__Task requirements__.
Repeat the rows word for word, from the first row through the line that contains "data-point bbox=[620, 174, 629, 183]", including both.

───── Dataset records

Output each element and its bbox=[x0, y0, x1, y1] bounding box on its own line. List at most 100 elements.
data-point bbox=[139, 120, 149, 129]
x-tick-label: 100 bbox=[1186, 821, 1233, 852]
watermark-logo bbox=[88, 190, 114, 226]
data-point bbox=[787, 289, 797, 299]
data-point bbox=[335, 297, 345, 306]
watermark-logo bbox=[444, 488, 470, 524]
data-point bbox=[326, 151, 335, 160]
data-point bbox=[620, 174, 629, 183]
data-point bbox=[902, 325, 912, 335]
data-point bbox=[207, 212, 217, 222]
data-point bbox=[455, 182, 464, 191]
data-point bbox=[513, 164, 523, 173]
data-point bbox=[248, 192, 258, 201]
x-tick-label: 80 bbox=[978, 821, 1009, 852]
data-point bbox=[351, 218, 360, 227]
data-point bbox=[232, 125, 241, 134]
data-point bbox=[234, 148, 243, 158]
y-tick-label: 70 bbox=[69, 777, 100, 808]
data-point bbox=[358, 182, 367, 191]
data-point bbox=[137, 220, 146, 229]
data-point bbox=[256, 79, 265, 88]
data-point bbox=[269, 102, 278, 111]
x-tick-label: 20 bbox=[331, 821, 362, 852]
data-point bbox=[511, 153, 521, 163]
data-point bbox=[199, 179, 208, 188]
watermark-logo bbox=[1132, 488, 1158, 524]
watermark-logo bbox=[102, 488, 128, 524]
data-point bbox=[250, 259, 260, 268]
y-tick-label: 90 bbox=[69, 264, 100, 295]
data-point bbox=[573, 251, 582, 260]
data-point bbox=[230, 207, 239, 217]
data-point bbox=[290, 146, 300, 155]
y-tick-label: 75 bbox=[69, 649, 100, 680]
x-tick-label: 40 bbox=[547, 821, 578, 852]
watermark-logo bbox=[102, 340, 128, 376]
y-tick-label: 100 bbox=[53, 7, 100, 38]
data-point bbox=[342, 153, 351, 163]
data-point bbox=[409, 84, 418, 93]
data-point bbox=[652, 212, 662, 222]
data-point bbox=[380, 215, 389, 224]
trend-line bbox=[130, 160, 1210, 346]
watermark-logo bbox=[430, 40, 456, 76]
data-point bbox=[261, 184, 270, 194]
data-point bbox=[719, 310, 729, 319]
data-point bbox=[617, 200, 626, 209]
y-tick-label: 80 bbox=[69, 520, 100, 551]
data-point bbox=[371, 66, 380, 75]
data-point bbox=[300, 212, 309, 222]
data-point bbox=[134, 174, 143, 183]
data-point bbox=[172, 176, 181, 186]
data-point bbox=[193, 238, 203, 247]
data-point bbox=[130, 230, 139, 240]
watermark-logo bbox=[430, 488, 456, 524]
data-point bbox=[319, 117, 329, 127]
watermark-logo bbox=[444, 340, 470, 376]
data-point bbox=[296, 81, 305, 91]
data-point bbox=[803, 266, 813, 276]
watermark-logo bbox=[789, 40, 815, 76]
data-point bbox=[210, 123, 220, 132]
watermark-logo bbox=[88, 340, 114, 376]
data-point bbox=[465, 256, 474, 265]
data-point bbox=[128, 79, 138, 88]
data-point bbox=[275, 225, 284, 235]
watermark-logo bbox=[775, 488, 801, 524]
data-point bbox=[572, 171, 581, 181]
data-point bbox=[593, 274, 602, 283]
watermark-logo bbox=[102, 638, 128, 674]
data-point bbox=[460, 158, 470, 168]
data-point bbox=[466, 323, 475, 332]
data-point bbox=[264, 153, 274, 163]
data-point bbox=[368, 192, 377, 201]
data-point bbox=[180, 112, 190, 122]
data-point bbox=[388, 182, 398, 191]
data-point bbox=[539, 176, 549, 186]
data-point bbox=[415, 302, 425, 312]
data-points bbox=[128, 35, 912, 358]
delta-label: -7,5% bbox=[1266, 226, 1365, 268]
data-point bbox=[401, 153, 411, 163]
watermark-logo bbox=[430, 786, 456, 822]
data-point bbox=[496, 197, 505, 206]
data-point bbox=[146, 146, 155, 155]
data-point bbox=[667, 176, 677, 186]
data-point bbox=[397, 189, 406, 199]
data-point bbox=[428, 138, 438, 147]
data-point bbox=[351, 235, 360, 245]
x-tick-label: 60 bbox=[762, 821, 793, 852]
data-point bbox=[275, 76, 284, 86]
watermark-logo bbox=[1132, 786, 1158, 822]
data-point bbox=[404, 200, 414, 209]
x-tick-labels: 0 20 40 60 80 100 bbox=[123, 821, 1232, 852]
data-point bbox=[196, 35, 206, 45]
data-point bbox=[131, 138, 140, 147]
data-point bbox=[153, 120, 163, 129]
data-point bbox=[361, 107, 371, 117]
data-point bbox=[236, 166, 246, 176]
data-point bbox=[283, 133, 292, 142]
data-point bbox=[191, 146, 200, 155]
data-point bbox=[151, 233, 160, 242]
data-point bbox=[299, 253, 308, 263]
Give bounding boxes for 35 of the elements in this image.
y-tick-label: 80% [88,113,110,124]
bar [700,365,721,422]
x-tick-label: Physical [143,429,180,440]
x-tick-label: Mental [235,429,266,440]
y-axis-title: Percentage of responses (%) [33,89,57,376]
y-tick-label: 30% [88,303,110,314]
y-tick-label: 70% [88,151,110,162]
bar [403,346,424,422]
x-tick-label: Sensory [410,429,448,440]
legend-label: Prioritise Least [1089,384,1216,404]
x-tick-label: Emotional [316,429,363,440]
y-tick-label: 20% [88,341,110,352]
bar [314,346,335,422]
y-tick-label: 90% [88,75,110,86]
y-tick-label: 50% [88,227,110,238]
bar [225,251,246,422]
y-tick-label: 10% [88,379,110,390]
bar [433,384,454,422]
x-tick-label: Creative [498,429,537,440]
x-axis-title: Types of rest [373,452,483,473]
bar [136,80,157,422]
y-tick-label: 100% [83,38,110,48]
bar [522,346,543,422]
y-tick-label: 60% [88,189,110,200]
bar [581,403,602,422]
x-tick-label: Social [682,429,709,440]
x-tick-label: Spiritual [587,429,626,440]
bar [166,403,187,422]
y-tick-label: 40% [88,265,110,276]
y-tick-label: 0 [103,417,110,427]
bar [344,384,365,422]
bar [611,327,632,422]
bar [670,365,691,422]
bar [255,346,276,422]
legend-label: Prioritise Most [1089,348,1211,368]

──────────

__Completed exercise__.
Output each element and its bbox=[x0, y0, x1, y1] bounding box on its own line. List at most 100 elements.
data-point bbox=[139, 120, 149, 129]
x-tick-label: 100 bbox=[1186, 821, 1233, 852]
watermark-logo bbox=[88, 190, 114, 226]
data-point bbox=[787, 289, 797, 299]
data-point bbox=[335, 297, 345, 306]
watermark-logo bbox=[444, 488, 470, 524]
data-point bbox=[326, 151, 335, 160]
data-point bbox=[620, 174, 629, 183]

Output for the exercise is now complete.